Reproduce every line of the listing as written, apart from the pictures.

▶ ENTRIES:
* BEGIN *

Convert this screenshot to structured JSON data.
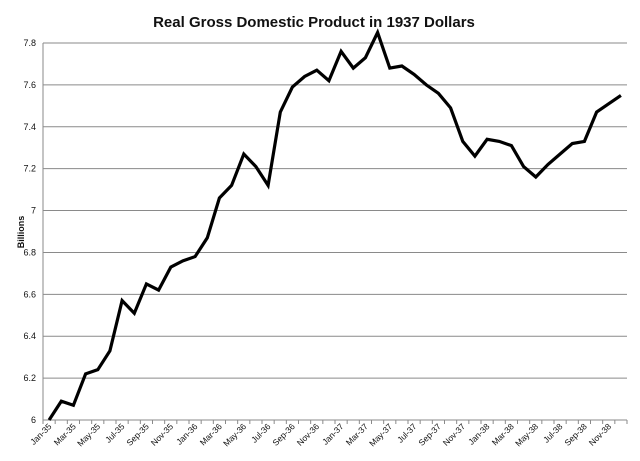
{
  "chart_data": {
    "type": "line",
    "title": "Real Gross Domestic Product in 1937 Dollars",
    "xlabel": "",
    "ylabel": "Billions",
    "ylim": [
      6,
      7.8
    ],
    "yticks": [
      "6",
      "6.2",
      "6.4",
      "6.6",
      "6.8",
      "7",
      "7.2",
      "7.4",
      "7.6",
      "7.8"
    ],
    "x_tick_labels": [
      "Jan-35",
      "Mar-35",
      "May-35",
      "Jul-35",
      "Sep-35",
      "Nov-35",
      "Jan-36",
      "Mar-36",
      "May-36",
      "Jul-36",
      "Sep-36",
      "Nov-36",
      "Jan-37",
      "Mar-37",
      "May-37",
      "Jul-37",
      "Sep-37",
      "Nov-37",
      "Jan-38",
      "Mar-38",
      "May-38",
      "Jul-38",
      "Sep-38",
      "Nov-38"
    ],
    "x": [
      "Jan-35",
      "Feb-35",
      "Mar-35",
      "Apr-35",
      "May-35",
      "Jun-35",
      "Jul-35",
      "Aug-35",
      "Sep-35",
      "Oct-35",
      "Nov-35",
      "Dec-35",
      "Jan-36",
      "Feb-36",
      "Mar-36",
      "Apr-36",
      "May-36",
      "Jun-36",
      "Jul-36",
      "Aug-36",
      "Sep-36",
      "Oct-36",
      "Nov-36",
      "Dec-36",
      "Jan-37",
      "Feb-37",
      "Mar-37",
      "Apr-37",
      "May-37",
      "Jun-37",
      "Jul-37",
      "Aug-37",
      "Sep-37",
      "Oct-37",
      "Nov-37",
      "Dec-37",
      "Jan-38",
      "Feb-38",
      "Mar-38",
      "Apr-38",
      "May-38",
      "Jun-38",
      "Jul-38",
      "Aug-38",
      "Sep-38",
      "Oct-38",
      "Nov-38",
      "Dec-38"
    ],
    "series": [
      {
        "values": [
          6.0,
          6.09,
          6.07,
          6.22,
          6.24,
          6.33,
          6.57,
          6.51,
          6.65,
          6.62,
          6.73,
          6.76,
          6.78,
          6.87,
          7.06,
          7.12,
          7.27,
          7.21,
          7.12,
          7.47,
          7.59,
          7.64,
          7.67,
          7.62,
          7.76,
          7.68,
          7.73,
          7.85,
          7.68,
          7.69,
          7.65,
          7.6,
          7.56,
          7.49,
          7.33,
          7.26,
          7.34,
          7.33,
          7.31,
          7.21,
          7.16,
          7.22,
          7.27,
          7.32,
          7.33,
          7.47,
          7.51,
          7.55
        ],
        "color": "#000000"
      }
    ],
    "grid": true,
    "legend": "none"
  }
}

* END *

▶ RIGHT ANSWER:
Convert this screenshot to structured JSON data.
{
  "chart_data": {
    "type": "line",
    "title": "Real Gross Domestic Product in 1937 Dollars",
    "xlabel": "",
    "ylabel": "Billions",
    "ylim": [
      6,
      7.8
    ],
    "yticks": [
      "6",
      "6.2",
      "6.4",
      "6.6",
      "6.8",
      "7",
      "7.2",
      "7.4",
      "7.6",
      "7.8"
    ],
    "x_tick_labels": [
      "Jan-35",
      "Mar-35",
      "May-35",
      "Jul-35",
      "Sep-35",
      "Nov-35",
      "Jan-36",
      "Mar-36",
      "May-36",
      "Jul-36",
      "Sep-36",
      "Nov-36",
      "Jan-37",
      "Mar-37",
      "May-37",
      "Jul-37",
      "Sep-37",
      "Nov-37",
      "Jan-38",
      "Mar-38",
      "May-38",
      "Jul-38",
      "Sep-38",
      "Nov-38"
    ],
    "x": [
      "Jan-35",
      "Feb-35",
      "Mar-35",
      "Apr-35",
      "May-35",
      "Jun-35",
      "Jul-35",
      "Aug-35",
      "Sep-35",
      "Oct-35",
      "Nov-35",
      "Dec-35",
      "Jan-36",
      "Feb-36",
      "Mar-36",
      "Apr-36",
      "May-36",
      "Jun-36",
      "Jul-36",
      "Aug-36",
      "Sep-36",
      "Oct-36",
      "Nov-36",
      "Dec-36",
      "Jan-37",
      "Feb-37",
      "Mar-37",
      "Apr-37",
      "May-37",
      "Jun-37",
      "Jul-37",
      "Aug-37",
      "Sep-37",
      "Oct-37",
      "Nov-37",
      "Dec-37",
      "Jan-38",
      "Feb-38",
      "Mar-38",
      "Apr-38",
      "May-38",
      "Jun-38",
      "Jul-38",
      "Aug-38",
      "Sep-38",
      "Oct-38",
      "Nov-38",
      "Dec-38"
    ],
    "series": [
      {
        "values": [
          6.0,
          6.09,
          6.07,
          6.22,
          6.24,
          6.33,
          6.57,
          6.51,
          6.65,
          6.62,
          6.73,
          6.76,
          6.78,
          6.87,
          7.06,
          7.12,
          7.27,
          7.21,
          7.12,
          7.47,
          7.59,
          7.64,
          7.67,
          7.62,
          7.76,
          7.68,
          7.73,
          7.85,
          7.68,
          7.69,
          7.65,
          7.6,
          7.56,
          7.49,
          7.33,
          7.26,
          7.34,
          7.33,
          7.31,
          7.21,
          7.16,
          7.22,
          7.27,
          7.32,
          7.33,
          7.47,
          7.51,
          7.55
        ],
        "color": "#000000"
      }
    ],
    "grid": true,
    "legend": "none"
  }
}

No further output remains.